▶ [Your objective]
Look through the data and write out every line with the word "Interfaces" in it.

-- Start of Supplied data --

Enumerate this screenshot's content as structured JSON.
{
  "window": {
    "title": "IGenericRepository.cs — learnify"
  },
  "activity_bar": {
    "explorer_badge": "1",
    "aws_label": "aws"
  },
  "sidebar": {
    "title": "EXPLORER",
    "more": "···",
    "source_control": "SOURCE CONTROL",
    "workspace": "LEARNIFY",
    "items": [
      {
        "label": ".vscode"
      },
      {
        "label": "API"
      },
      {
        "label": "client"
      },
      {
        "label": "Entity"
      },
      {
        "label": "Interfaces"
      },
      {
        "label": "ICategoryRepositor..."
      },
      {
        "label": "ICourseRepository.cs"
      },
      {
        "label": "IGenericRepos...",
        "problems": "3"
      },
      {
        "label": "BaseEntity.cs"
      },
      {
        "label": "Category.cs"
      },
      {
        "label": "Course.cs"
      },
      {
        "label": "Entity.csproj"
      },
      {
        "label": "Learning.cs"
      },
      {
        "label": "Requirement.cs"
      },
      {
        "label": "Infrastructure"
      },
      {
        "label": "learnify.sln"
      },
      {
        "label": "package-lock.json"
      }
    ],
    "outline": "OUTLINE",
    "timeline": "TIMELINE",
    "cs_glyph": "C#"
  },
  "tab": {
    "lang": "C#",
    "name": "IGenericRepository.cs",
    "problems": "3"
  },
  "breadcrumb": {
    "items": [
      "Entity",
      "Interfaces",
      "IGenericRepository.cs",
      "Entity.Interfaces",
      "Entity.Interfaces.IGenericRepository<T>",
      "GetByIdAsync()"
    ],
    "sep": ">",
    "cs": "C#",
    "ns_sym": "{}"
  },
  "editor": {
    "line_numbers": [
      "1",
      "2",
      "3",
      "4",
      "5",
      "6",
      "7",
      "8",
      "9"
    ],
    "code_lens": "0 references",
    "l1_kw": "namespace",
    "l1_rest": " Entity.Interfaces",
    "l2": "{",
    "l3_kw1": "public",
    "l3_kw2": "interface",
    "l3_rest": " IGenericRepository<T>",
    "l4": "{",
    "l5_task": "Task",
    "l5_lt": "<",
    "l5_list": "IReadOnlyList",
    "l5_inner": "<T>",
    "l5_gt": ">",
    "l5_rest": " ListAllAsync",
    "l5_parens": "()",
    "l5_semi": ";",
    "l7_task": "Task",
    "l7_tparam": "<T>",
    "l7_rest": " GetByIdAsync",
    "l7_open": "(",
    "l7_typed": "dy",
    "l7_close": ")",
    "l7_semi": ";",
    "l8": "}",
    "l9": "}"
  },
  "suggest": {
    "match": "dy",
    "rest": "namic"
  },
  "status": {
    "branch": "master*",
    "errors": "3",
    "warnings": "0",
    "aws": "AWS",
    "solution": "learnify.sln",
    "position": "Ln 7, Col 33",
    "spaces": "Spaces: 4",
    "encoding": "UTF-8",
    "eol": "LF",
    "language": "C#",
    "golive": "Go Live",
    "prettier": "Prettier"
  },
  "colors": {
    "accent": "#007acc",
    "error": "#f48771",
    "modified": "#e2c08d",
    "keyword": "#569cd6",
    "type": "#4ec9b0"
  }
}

-- End of Supplied data --

▶ [The answer]
        "label": "Interfaces"
      "Interfaces",
      "Entity.Interfaces",
      "Entity.Interfaces.IGenericRepository<T>",
    "l1_rest": " Entity.Interfaces",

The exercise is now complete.